Entries from a dataset:

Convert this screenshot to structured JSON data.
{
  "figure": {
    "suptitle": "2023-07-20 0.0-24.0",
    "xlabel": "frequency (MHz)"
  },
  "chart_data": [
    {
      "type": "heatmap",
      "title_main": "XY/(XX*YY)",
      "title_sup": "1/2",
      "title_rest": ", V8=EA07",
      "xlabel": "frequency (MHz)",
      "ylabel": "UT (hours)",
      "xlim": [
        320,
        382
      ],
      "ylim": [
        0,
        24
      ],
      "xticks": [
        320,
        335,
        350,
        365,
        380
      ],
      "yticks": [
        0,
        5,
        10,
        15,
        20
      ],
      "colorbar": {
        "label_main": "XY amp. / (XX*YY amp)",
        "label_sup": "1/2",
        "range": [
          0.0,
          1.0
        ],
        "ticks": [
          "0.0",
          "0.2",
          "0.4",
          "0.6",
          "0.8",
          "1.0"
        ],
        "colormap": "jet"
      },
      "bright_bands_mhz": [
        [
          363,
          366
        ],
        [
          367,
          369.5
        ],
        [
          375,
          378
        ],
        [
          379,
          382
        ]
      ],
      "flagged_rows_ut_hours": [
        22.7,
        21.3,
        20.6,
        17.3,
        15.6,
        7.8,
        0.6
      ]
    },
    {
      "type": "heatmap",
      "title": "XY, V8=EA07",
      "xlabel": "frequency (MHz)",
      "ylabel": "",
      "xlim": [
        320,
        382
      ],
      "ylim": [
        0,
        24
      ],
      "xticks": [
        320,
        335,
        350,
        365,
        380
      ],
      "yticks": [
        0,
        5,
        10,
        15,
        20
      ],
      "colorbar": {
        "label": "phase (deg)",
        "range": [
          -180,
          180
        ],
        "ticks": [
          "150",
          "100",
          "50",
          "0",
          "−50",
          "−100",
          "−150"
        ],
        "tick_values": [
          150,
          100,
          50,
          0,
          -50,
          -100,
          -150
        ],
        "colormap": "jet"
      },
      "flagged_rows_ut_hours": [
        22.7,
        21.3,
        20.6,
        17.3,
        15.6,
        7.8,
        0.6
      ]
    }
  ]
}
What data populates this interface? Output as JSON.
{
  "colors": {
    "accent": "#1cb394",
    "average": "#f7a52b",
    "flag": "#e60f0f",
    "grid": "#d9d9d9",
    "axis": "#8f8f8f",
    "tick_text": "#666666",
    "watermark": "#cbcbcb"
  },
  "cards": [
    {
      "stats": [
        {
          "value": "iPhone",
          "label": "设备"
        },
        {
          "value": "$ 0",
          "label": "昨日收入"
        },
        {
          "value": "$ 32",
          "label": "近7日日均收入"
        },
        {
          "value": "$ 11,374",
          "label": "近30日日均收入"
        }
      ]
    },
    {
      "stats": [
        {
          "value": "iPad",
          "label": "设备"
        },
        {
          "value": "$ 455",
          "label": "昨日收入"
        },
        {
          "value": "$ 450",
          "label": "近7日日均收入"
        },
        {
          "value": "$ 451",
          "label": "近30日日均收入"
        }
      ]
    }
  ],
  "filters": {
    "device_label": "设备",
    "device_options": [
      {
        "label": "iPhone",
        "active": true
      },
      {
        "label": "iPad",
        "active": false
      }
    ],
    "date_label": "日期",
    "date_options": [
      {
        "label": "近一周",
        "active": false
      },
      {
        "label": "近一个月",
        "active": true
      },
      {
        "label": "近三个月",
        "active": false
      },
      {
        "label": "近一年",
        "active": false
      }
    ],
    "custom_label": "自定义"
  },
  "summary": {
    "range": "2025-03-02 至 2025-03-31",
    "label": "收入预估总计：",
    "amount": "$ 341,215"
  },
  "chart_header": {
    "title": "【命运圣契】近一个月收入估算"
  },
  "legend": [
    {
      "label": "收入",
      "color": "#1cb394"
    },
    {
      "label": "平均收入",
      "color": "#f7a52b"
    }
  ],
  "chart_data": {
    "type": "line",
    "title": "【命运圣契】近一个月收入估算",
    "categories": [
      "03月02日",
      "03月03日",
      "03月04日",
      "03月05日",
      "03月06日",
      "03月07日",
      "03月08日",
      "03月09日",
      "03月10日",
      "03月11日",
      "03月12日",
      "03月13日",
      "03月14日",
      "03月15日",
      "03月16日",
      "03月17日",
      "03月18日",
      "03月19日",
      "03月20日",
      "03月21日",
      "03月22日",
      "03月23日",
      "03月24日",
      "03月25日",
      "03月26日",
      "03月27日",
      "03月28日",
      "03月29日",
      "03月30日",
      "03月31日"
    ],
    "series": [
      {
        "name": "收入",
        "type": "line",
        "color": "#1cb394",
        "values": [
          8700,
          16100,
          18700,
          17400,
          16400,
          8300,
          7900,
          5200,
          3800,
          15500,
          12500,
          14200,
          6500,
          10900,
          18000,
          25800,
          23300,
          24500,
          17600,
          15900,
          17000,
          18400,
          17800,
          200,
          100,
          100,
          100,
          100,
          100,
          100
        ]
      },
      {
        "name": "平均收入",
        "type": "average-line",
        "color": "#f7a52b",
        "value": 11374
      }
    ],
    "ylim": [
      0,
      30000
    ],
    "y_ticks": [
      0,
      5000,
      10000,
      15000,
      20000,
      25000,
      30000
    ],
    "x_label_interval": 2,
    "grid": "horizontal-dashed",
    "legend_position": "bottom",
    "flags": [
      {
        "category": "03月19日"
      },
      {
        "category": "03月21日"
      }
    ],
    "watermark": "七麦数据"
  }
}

SET PROBLEM: Each entry must be reproduced verbatim.

EXERCISE RESULT:
Convert this screenshot to structured JSON data.
{
  "figure": {
    "suptitle": "2023-07-20 0.0-24.0",
    "xlabel": "frequency (MHz)"
  },
  "chart_data": [
    {
      "type": "heatmap",
      "title_main": "XY/(XX*YY)",
      "title_sup": "1/2",
      "title_rest": ", V8=EA07",
      "xlabel": "frequency (MHz)",
      "ylabel": "UT (hours)",
      "xlim": [
        320,
        382
      ],
      "ylim": [
        0,
        24
      ],
      "xticks": [
        320,
        335,
        350,
        365,
        380
      ],
      "yticks": [
        0,
        5,
        10,
        15,
        20
      ],
      "colorbar": {
        "label_main": "XY amp. / (XX*YY amp)",
        "label_sup": "1/2",
        "range": [
          0.0,
          1.0
        ],
        "ticks": [
          "0.0",
          "0.2",
          "0.4",
          "0.6",
          "0.8",
          "1.0"
        ],
        "colormap": "jet"
      },
      "bright_bands_mhz": [
        [
          363,
          366
        ],
        [
          367,
          369.5
        ],
        [
          375,
          378
        ],
        [
          379,
          382
        ]
      ],
      "flagged_rows_ut_hours": [
        22.7,
        21.3,
        20.6,
        17.3,
        15.6,
        7.8,
        0.6
      ]
    },
    {
      "type": "heatmap",
      "title": "XY, V8=EA07",
      "xlabel": "frequency (MHz)",
      "ylabel": "",
      "xlim": [
        320,
        382
      ],
      "ylim": [
        0,
        24
      ],
      "xticks": [
        320,
        335,
        350,
        365,
        380
      ],
      "yticks": [
        0,
        5,
        10,
        15,
        20
      ],
      "colorbar": {
        "label": "phase (deg)",
        "range": [
          -180,
          180
        ],
        "ticks": [
          "150",
          "100",
          "50",
          "0",
          "−50",
          "−100",
          "−150"
        ],
        "tick_values": [
          150,
          100,
          50,
          0,
          -50,
          -100,
          -150
        ],
        "colormap": "jet"
      },
      "flagged_rows_ut_hours": [
        22.7,
        21.3,
        20.6,
        17.3,
        15.6,
        7.8,
        0.6
      ]
    }
  ]
}
What data populates this interface? Output as JSON.
{
  "colors": {
    "accent": "#1cb394",
    "average": "#f7a52b",
    "flag": "#e60f0f",
    "grid": "#d9d9d9",
    "axis": "#8f8f8f",
    "tick_text": "#666666",
    "watermark": "#cbcbcb"
  },
  "cards": [
    {
      "stats": [
        {
          "value": "iPhone",
          "label": "设备"
        },
        {
          "value": "$ 0",
          "label": "昨日收入"
        },
        {
          "value": "$ 32",
          "label": "近7日日均收入"
        },
        {
          "value": "$ 11,374",
          "label": "近30日日均收入"
        }
      ]
    },
    {
      "stats": [
        {
          "value": "iPad",
          "label": "设备"
        },
        {
          "value": "$ 455",
          "label": "昨日收入"
        },
        {
          "value": "$ 450",
          "label": "近7日日均收入"
        },
        {
          "value": "$ 451",
          "label": "近30日日均收入"
        }
      ]
    }
  ],
  "filters": {
    "device_label": "设备",
    "device_options": [
      {
        "label": "iPhone",
        "active": true
      },
      {
        "label": "iPad",
        "active": false
      }
    ],
    "date_label": "日期",
    "date_options": [
      {
        "label": "近一周",
        "active": false
      },
      {
        "label": "近一个月",
        "active": true
      },
      {
        "label": "近三个月",
        "active": false
      },
      {
        "label": "近一年",
        "active": false
      }
    ],
    "custom_label": "自定义"
  },
  "summary": {
    "range": "2025-03-02 至 2025-03-31",
    "label": "收入预估总计：",
    "amount": "$ 341,215"
  },
  "chart_header": {
    "title": "【命运圣契】近一个月收入估算"
  },
  "legend": [
    {
      "label": "收入",
      "color": "#1cb394"
    },
    {
      "label": "平均收入",
      "color": "#f7a52b"
    }
  ],
  "chart_data": {
    "type": "line",
    "title": "【命运圣契】近一个月收入估算",
    "categories": [
      "03月02日",
      "03月03日",
      "03月04日",
      "03月05日",
      "03月06日",
      "03月07日",
      "03月08日",
      "03月09日",
      "03月10日",
      "03月11日",
      "03月12日",
      "03月13日",
      "03月14日",
      "03月15日",
      "03月16日",
      "03月17日",
      "03月18日",
      "03月19日",
      "03月20日",
      "03月21日",
      "03月22日",
      "03月23日",
      "03月24日",
      "03月25日",
      "03月26日",
      "03月27日",
      "03月28日",
      "03月29日",
      "03月30日",
      "03月31日"
    ],
    "series": [
      {
        "name": "收入",
        "type": "line",
        "color": "#1cb394",
        "values": [
          8700,
          16100,
          18700,
          17400,
          16400,
          8300,
          7900,
          5200,
          3800,
          15500,
          12500,
          14200,
          6500,
          10900,
          18000,
          25800,
          23300,
          24500,
          17600,
          15900,
          17000,
          18400,
          17800,
          200,
          100,
          100,
          100,
          100,
          100,
          100
        ]
      },
      {
        "name": "平均收入",
        "type": "average-line",
        "color": "#f7a52b",
        "value": 11374
      }
    ],
    "ylim": [
      0,
      30000
    ],
    "y_ticks": [
      0,
      5000,
      10000,
      15000,
      20000,
      25000,
      30000
    ],
    "x_label_interval": 2,
    "grid": "horizontal-dashed",
    "legend_position": "bottom",
    "flags": [
      {
        "category": "03月19日"
      },
      {
        "category": "03月21日"
      }
    ],
    "watermark": "七麦数据"
  }
}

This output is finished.